* **DATA**:
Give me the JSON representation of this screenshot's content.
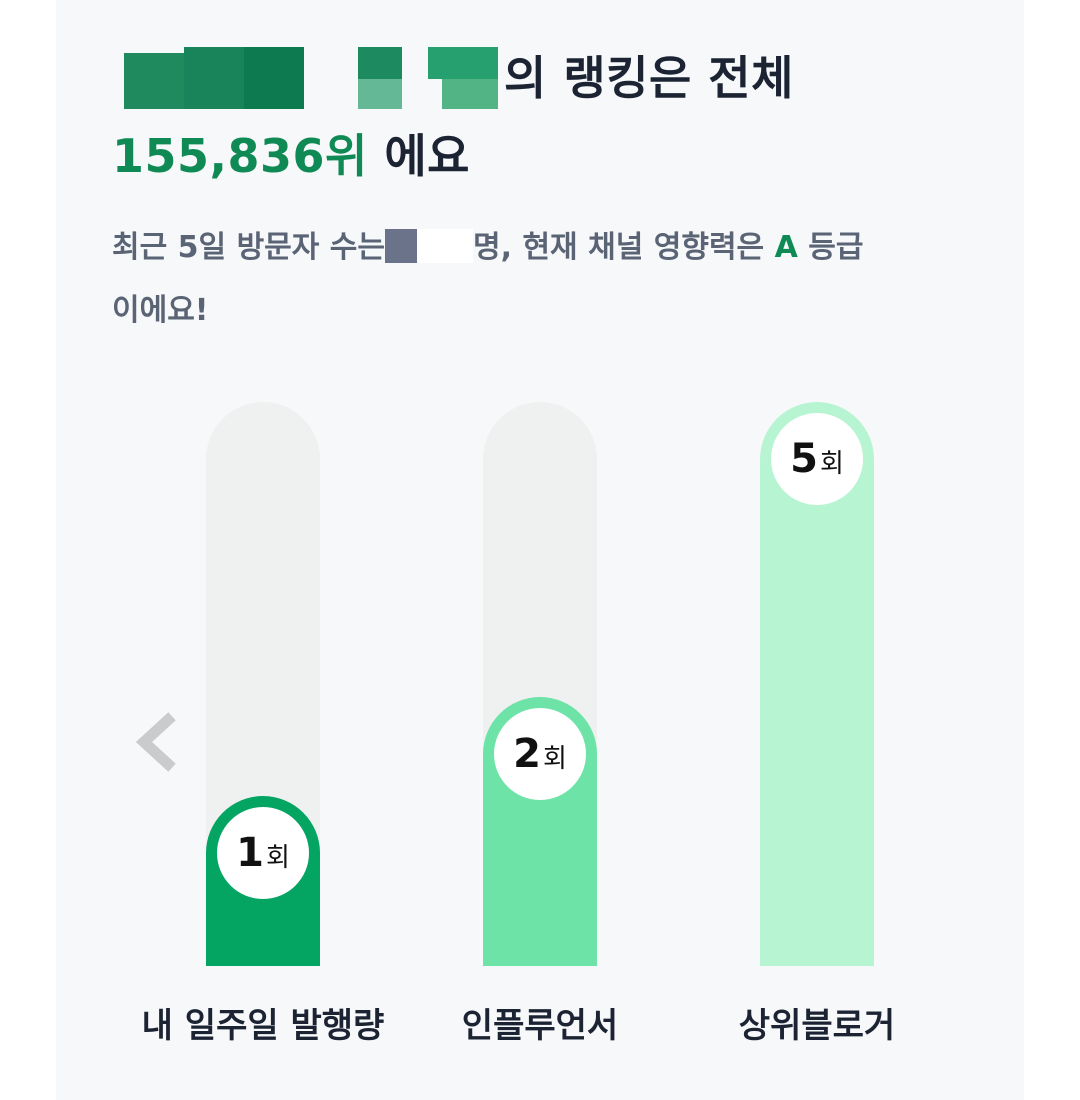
{
  "headline": {
    "line1_suffix": "의 랭킹은 전체",
    "rank": "155,836위",
    "line2_suffix": " 에요"
  },
  "summary": {
    "prefix": "최근 5일 방문자 수는",
    "middle": "명, 현재 채널 영향력은 ",
    "grade": "A",
    "suffix": " 등급",
    "line2": "이에요!"
  },
  "colors": {
    "accent": "#0f8a55",
    "bar_mine": "#04a463",
    "bar_influencer": "#6ee3a8",
    "bar_top": "#b7f5d2",
    "track": "#eff1f0"
  },
  "nav": {
    "prev_icon": "chevron-left-icon"
  },
  "bars": [
    {
      "label": "내 일주일 발행량",
      "value": 1,
      "max": 5,
      "unit": "회"
    },
    {
      "label": "인플루언서",
      "value": 2,
      "max": 5,
      "unit": "회"
    },
    {
      "label": "상위블로거",
      "value": 5,
      "max": 5,
      "unit": "회"
    }
  ]
}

* **WHAT THE TASK ASKS**:
All the lines above are to be given again exactly as they read, with the pictures removed.

* **RESPONSE BELOW**:
Give me the JSON representation of this screenshot's content.
{
  "headline": {
    "line1_suffix": "의 랭킹은 전체",
    "rank": "155,836위",
    "line2_suffix": " 에요"
  },
  "summary": {
    "prefix": "최근 5일 방문자 수는",
    "middle": "명, 현재 채널 영향력은 ",
    "grade": "A",
    "suffix": " 등급",
    "line2": "이에요!"
  },
  "colors": {
    "accent": "#0f8a55",
    "bar_mine": "#04a463",
    "bar_influencer": "#6ee3a8",
    "bar_top": "#b7f5d2",
    "track": "#eff1f0"
  },
  "nav": {
    "prev_icon": "chevron-left-icon"
  },
  "bars": [
    {
      "label": "내 일주일 발행량",
      "value": 1,
      "max": 5,
      "unit": "회"
    },
    {
      "label": "인플루언서",
      "value": 2,
      "max": 5,
      "unit": "회"
    },
    {
      "label": "상위블로거",
      "value": 5,
      "max": 5,
      "unit": "회"
    }
  ]
}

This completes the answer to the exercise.